WRITTEN TASK » From the line with "Convert this screenshot" through the final line, please write out the listing exactly, including both of those lines.

• • • •

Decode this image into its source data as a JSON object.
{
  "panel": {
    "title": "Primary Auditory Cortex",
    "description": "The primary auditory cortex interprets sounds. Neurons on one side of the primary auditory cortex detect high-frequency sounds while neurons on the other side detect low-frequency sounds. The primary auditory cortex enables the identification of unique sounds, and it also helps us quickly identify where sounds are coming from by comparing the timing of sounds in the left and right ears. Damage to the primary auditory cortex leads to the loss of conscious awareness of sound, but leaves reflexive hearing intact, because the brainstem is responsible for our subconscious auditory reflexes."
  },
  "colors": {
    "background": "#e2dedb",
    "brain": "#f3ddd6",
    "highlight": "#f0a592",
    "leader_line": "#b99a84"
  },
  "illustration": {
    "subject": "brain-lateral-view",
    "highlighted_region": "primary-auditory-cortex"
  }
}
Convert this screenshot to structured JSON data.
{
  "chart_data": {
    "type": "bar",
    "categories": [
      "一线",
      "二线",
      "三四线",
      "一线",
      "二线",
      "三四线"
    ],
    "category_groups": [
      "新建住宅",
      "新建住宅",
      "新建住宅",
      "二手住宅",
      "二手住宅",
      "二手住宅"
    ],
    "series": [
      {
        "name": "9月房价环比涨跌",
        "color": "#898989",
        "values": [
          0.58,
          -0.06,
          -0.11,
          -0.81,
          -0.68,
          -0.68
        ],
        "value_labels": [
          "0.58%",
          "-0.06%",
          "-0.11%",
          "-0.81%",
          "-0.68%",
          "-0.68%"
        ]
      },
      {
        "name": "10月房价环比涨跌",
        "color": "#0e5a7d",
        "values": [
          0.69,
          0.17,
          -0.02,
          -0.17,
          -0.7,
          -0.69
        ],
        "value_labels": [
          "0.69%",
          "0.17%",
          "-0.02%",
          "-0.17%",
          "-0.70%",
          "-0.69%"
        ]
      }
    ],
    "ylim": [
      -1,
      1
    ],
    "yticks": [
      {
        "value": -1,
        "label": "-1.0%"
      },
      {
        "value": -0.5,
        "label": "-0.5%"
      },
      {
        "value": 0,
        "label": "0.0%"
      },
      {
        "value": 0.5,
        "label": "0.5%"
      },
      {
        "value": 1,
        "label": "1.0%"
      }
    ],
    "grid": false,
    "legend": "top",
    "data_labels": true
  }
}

• • • •

TASK SOLUTION »
Convert this screenshot to structured JSON data.
{
  "chart_data": {
    "type": "bar",
    "categories": [
      "一线",
      "二线",
      "三四线",
      "一线",
      "二线",
      "三四线"
    ],
    "category_groups": [
      "新建住宅",
      "新建住宅",
      "新建住宅",
      "二手住宅",
      "二手住宅",
      "二手住宅"
    ],
    "series": [
      {
        "name": "9月房价环比涨跌",
        "color": "#898989",
        "values": [
          0.58,
          -0.06,
          -0.11,
          -0.81,
          -0.68,
          -0.68
        ],
        "value_labels": [
          "0.58%",
          "-0.06%",
          "-0.11%",
          "-0.81%",
          "-0.68%",
          "-0.68%"
        ]
      },
      {
        "name": "10月房价环比涨跌",
        "color": "#0e5a7d",
        "values": [
          0.69,
          0.17,
          -0.02,
          -0.17,
          -0.7,
          -0.69
        ],
        "value_labels": [
          "0.69%",
          "0.17%",
          "-0.02%",
          "-0.17%",
          "-0.70%",
          "-0.69%"
        ]
      }
    ],
    "ylim": [
      -1,
      1
    ],
    "yticks": [
      {
        "value": -1,
        "label": "-1.0%"
      },
      {
        "value": -0.5,
        "label": "-0.5%"
      },
      {
        "value": 0,
        "label": "0.0%"
      },
      {
        "value": 0.5,
        "label": "0.5%"
      },
      {
        "value": 1,
        "label": "1.0%"
      }
    ],
    "grid": false,
    "legend": "top",
    "data_labels": true
  }
}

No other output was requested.